EXERCISE INSTRUCTIONS >> Please print the full listing exactly.
--- Start ---
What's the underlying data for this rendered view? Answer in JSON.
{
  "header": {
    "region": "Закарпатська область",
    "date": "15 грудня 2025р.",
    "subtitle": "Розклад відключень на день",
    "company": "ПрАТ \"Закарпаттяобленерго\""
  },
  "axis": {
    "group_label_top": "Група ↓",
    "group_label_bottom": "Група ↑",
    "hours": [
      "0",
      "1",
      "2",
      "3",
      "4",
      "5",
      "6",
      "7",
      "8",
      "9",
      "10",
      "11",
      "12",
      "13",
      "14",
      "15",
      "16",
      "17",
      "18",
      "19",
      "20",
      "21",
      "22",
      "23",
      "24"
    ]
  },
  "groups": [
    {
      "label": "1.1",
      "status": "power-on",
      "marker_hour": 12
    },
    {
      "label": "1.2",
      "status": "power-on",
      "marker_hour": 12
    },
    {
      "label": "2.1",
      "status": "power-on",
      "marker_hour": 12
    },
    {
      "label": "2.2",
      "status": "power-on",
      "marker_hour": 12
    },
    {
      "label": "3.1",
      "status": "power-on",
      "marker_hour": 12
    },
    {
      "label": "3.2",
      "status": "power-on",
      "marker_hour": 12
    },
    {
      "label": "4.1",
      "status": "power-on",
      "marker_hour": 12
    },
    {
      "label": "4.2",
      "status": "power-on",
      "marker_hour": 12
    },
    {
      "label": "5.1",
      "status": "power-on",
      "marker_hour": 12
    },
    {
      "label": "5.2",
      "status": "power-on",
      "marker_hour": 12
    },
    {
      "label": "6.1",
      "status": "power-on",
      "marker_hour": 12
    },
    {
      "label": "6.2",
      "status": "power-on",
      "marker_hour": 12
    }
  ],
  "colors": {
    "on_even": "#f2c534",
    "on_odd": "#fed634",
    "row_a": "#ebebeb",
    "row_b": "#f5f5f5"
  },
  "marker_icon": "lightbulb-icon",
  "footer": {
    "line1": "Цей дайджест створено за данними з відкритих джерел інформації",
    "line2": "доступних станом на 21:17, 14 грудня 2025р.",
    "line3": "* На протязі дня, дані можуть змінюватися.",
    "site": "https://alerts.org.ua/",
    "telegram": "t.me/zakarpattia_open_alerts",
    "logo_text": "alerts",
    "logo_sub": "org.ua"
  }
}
--- End ---
EXERCISE RESPONSE >>
What's the underlying data for this rendered view? Answer in JSON.
{
  "header": {
    "region": "Закарпатська область",
    "date": "15 грудня 2025р.",
    "subtitle": "Розклад відключень на день",
    "company": "ПрАТ \"Закарпаттяобленерго\""
  },
  "axis": {
    "group_label_top": "Група ↓",
    "group_label_bottom": "Група ↑",
    "hours": [
      "0",
      "1",
      "2",
      "3",
      "4",
      "5",
      "6",
      "7",
      "8",
      "9",
      "10",
      "11",
      "12",
      "13",
      "14",
      "15",
      "16",
      "17",
      "18",
      "19",
      "20",
      "21",
      "22",
      "23",
      "24"
    ]
  },
  "groups": [
    {
      "label": "1.1",
      "status": "power-on",
      "marker_hour": 12
    },
    {
      "label": "1.2",
      "status": "power-on",
      "marker_hour": 12
    },
    {
      "label": "2.1",
      "status": "power-on",
      "marker_hour": 12
    },
    {
      "label": "2.2",
      "status": "power-on",
      "marker_hour": 12
    },
    {
      "label": "3.1",
      "status": "power-on",
      "marker_hour": 12
    },
    {
      "label": "3.2",
      "status": "power-on",
      "marker_hour": 12
    },
    {
      "label": "4.1",
      "status": "power-on",
      "marker_hour": 12
    },
    {
      "label": "4.2",
      "status": "power-on",
      "marker_hour": 12
    },
    {
      "label": "5.1",
      "status": "power-on",
      "marker_hour": 12
    },
    {
      "label": "5.2",
      "status": "power-on",
      "marker_hour": 12
    },
    {
      "label": "6.1",
      "status": "power-on",
      "marker_hour": 12
    },
    {
      "label": "6.2",
      "status": "power-on",
      "marker_hour": 12
    }
  ],
  "colors": {
    "on_even": "#f2c534",
    "on_odd": "#fed634",
    "row_a": "#ebebeb",
    "row_b": "#f5f5f5"
  },
  "marker_icon": "lightbulb-icon",
  "footer": {
    "line1": "Цей дайджест створено за данними з відкритих джерел інформації",
    "line2": "доступних станом на 21:17, 14 грудня 2025р.",
    "line3": "* На протязі дня, дані можуть змінюватися.",
    "site": "https://alerts.org.ua/",
    "telegram": "t.me/zakarpattia_open_alerts",
    "logo_text": "alerts",
    "logo_sub": "org.ua"
  }
}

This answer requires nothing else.